What is required: Write out every one of the rows below, character for character, with nothing changed, added, or left out.

┌──

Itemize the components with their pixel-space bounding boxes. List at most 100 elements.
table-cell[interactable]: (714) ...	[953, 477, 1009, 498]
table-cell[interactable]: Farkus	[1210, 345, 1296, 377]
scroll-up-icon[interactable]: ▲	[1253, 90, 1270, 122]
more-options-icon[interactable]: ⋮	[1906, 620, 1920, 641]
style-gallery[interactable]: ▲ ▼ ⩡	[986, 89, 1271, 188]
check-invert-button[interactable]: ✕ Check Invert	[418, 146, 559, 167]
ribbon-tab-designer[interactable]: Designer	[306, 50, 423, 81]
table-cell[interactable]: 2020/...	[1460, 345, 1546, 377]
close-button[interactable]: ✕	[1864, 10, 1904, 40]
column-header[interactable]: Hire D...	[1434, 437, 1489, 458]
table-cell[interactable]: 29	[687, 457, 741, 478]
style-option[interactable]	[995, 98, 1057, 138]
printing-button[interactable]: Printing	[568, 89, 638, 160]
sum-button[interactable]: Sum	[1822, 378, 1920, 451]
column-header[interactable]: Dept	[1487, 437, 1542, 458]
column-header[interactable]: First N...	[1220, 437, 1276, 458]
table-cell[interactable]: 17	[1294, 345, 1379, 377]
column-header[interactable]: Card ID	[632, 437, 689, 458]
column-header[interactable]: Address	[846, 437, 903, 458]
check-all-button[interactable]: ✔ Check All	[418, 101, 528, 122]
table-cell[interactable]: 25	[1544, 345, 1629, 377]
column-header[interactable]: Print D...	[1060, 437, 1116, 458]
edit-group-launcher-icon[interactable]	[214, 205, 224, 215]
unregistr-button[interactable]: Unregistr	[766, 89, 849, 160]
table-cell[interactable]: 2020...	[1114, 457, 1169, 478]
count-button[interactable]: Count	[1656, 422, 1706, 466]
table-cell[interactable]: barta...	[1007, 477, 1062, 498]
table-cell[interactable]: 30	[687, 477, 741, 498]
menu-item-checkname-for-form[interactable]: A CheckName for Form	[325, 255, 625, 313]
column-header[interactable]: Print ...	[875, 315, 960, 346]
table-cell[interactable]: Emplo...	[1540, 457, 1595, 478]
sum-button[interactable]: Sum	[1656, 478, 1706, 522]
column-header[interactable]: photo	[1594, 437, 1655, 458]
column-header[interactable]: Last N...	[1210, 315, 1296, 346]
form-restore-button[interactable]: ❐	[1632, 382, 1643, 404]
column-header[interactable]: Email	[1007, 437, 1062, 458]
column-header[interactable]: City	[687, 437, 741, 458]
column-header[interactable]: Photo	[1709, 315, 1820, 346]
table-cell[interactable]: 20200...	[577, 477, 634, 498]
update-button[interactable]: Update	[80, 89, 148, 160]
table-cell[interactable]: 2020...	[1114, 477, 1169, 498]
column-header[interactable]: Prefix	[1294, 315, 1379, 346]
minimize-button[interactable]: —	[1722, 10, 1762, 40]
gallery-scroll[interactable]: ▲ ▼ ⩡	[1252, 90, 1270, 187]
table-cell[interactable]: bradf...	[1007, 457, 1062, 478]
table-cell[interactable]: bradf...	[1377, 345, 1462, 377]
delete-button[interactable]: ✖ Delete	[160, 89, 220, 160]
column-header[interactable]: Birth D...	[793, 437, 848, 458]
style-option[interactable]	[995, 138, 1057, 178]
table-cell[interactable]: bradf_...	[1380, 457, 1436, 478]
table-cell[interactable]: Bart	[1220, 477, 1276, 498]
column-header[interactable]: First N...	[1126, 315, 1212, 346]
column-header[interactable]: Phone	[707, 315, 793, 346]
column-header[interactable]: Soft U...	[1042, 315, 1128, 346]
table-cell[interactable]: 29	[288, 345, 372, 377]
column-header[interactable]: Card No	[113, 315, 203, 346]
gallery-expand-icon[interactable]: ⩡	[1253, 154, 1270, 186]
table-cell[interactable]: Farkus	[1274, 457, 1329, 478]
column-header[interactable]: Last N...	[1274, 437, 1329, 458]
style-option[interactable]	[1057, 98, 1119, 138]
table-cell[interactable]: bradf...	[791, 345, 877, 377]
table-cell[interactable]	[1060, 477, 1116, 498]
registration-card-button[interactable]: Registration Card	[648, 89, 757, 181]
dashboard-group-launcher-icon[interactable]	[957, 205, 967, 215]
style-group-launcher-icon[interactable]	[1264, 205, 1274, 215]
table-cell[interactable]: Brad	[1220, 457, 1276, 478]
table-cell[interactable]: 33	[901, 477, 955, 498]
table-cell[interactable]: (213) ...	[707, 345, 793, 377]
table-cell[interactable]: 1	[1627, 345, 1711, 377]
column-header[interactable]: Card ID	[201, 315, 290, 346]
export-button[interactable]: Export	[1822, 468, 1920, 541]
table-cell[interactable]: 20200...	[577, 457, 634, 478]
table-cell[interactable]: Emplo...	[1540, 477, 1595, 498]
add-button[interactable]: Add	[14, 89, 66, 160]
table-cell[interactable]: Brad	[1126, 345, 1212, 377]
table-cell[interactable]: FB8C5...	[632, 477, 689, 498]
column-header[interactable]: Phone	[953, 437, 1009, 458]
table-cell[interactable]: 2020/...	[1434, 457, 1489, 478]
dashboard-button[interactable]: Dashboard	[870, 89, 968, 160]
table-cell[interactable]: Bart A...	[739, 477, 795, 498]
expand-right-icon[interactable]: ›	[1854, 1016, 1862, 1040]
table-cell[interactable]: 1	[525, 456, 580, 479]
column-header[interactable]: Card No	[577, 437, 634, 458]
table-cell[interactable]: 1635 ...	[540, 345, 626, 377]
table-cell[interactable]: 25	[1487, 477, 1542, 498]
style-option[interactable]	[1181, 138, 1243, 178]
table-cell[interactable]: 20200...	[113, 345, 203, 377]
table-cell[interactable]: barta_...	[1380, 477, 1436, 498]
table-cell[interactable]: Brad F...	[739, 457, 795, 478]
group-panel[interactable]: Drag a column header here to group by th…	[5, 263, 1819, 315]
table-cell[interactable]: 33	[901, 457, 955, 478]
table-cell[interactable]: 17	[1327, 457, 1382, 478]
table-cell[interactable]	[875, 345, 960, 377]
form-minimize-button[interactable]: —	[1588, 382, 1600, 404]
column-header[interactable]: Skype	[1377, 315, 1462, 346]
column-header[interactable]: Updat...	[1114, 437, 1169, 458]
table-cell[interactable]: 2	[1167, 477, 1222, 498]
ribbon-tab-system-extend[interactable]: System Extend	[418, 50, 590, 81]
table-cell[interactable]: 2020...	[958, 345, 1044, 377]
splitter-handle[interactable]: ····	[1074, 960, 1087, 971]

└──

Task output:
Itemize the components with their pixel-space bounding boxes. List at most 100 elements.
table-cell[interactable]: (714) ...	[953, 477, 1009, 498]
table-cell[interactable]: Farkus	[1210, 345, 1296, 377]
scroll-up-icon[interactable]: ▲	[1253, 90, 1270, 122]
more-options-icon[interactable]: ⋮	[1906, 620, 1920, 641]
style-gallery[interactable]: ▲ ▼ ⩡	[986, 89, 1271, 188]
check-invert-button[interactable]: ✕ Check Invert	[418, 146, 559, 167]
ribbon-tab-designer[interactable]: Designer	[306, 50, 423, 81]
table-cell[interactable]: 2020/...	[1460, 345, 1546, 377]
close-button[interactable]: ✕	[1864, 10, 1904, 40]
column-header[interactable]: Hire D...	[1434, 437, 1489, 458]
table-cell[interactable]: 29	[687, 457, 741, 478]
style-option[interactable]	[995, 98, 1057, 138]
printing-button[interactable]: Printing	[568, 89, 638, 160]
sum-button[interactable]: Sum	[1822, 378, 1920, 451]
column-header[interactable]: Dept	[1487, 437, 1542, 458]
column-header[interactable]: First N...	[1220, 437, 1276, 458]
table-cell[interactable]: 17	[1294, 345, 1379, 377]
column-header[interactable]: Card ID	[632, 437, 689, 458]
column-header[interactable]: Address	[846, 437, 903, 458]
check-all-button[interactable]: ✔ Check All	[418, 101, 528, 122]
table-cell[interactable]: 25	[1544, 345, 1629, 377]
column-header[interactable]: Print D...	[1060, 437, 1116, 458]
edit-group-launcher-icon[interactable]	[214, 205, 224, 215]
unregistr-button[interactable]: Unregistr	[766, 89, 849, 160]
table-cell[interactable]: 2020...	[1114, 457, 1169, 478]
count-button[interactable]: Count	[1656, 422, 1706, 466]
table-cell[interactable]: barta...	[1007, 477, 1062, 498]
table-cell[interactable]: 30	[687, 477, 741, 498]
menu-item-checkname-for-form[interactable]: A CheckName for Form	[325, 255, 625, 313]
column-header[interactable]: Print ...	[875, 315, 960, 346]
table-cell[interactable]: Emplo...	[1540, 457, 1595, 478]
sum-button[interactable]: Sum	[1656, 478, 1706, 522]
column-header[interactable]: photo	[1594, 437, 1655, 458]
column-header[interactable]: Last N...	[1210, 315, 1296, 346]
form-restore-button[interactable]: ❐	[1632, 382, 1643, 404]
column-header[interactable]: Email	[1007, 437, 1062, 458]
column-header[interactable]: City	[687, 437, 741, 458]
column-header[interactable]: Photo	[1709, 315, 1820, 346]
table-cell[interactable]: 20200...	[577, 477, 634, 498]
update-button[interactable]: Update	[80, 89, 148, 160]
table-cell[interactable]: 2020...	[1114, 477, 1169, 498]
column-header[interactable]: Prefix	[1294, 315, 1379, 346]
minimize-button[interactable]: —	[1722, 10, 1762, 40]
gallery-scroll[interactable]: ▲ ▼ ⩡	[1252, 90, 1270, 187]
table-cell[interactable]: bradf...	[1007, 457, 1062, 478]
table-cell[interactable]: bradf...	[1377, 345, 1462, 377]
delete-button[interactable]: ✖ Delete	[160, 89, 220, 160]
column-header[interactable]: Birth D...	[793, 437, 848, 458]
style-option[interactable]	[995, 138, 1057, 178]
table-cell[interactable]: bradf_...	[1380, 457, 1436, 478]
table-cell[interactable]: Bart	[1220, 477, 1276, 498]
column-header[interactable]: First N...	[1126, 315, 1212, 346]
column-header[interactable]: Phone	[707, 315, 793, 346]
column-header[interactable]: Soft U...	[1042, 315, 1128, 346]
table-cell[interactable]: 29	[288, 345, 372, 377]
column-header[interactable]: Card No	[113, 315, 203, 346]
gallery-expand-icon[interactable]: ⩡	[1253, 154, 1270, 186]
table-cell[interactable]: Farkus	[1274, 457, 1329, 478]
column-header[interactable]: Last N...	[1274, 437, 1329, 458]
style-option[interactable]	[1057, 98, 1119, 138]
table-cell[interactable]: bradf...	[791, 345, 877, 377]
table-cell[interactable]	[1060, 477, 1116, 498]
registration-card-button[interactable]: Registration Card	[648, 89, 757, 181]
dashboard-group-launcher-icon[interactable]	[957, 205, 967, 215]
style-group-launcher-icon[interactable]	[1264, 205, 1274, 215]
table-cell[interactable]: Brad	[1220, 457, 1276, 478]
table-cell[interactable]: 33	[901, 477, 955, 498]
table-cell[interactable]: (213) ...	[707, 345, 793, 377]
table-cell[interactable]: 1	[1627, 345, 1711, 377]
column-header[interactable]: Card ID	[201, 315, 290, 346]
export-button[interactable]: Export	[1822, 468, 1920, 541]
table-cell[interactable]: 20200...	[577, 457, 634, 478]
table-cell[interactable]: Emplo...	[1540, 477, 1595, 498]
add-button[interactable]: Add	[14, 89, 66, 160]
table-cell[interactable]: Brad	[1126, 345, 1212, 377]
table-cell[interactable]: FB8C5...	[632, 477, 689, 498]
column-header[interactable]: Phone	[953, 437, 1009, 458]
table-cell[interactable]: 2020/...	[1434, 457, 1489, 478]
dashboard-button[interactable]: Dashboard	[870, 89, 968, 160]
table-cell[interactable]: Bart A...	[739, 477, 795, 498]
expand-right-icon[interactable]: ›	[1854, 1016, 1862, 1040]
table-cell[interactable]: 1	[525, 456, 580, 479]
column-header[interactable]: Card No	[577, 437, 634, 458]
table-cell[interactable]: 1635 ...	[540, 345, 626, 377]
table-cell[interactable]: 25	[1487, 477, 1542, 498]
style-option[interactable]	[1181, 138, 1243, 178]
table-cell[interactable]: 20200...	[113, 345, 203, 377]
table-cell[interactable]: barta_...	[1380, 477, 1436, 498]
table-cell[interactable]: Brad F...	[739, 457, 795, 478]
group-panel[interactable]: Drag a column header here to group by th…	[5, 263, 1819, 315]
table-cell[interactable]: 33	[901, 457, 955, 478]
table-cell[interactable]: 17	[1327, 457, 1382, 478]
table-cell[interactable]	[875, 345, 960, 377]
form-minimize-button[interactable]: —	[1588, 382, 1600, 404]
column-header[interactable]: Skype	[1377, 315, 1462, 346]
column-header[interactable]: Updat...	[1114, 437, 1169, 458]
table-cell[interactable]: 2	[1167, 477, 1222, 498]
ribbon-tab-system-extend[interactable]: System Extend	[418, 50, 590, 81]
table-cell[interactable]: 2020...	[958, 345, 1044, 377]
splitter-handle[interactable]: ····	[1074, 960, 1087, 971]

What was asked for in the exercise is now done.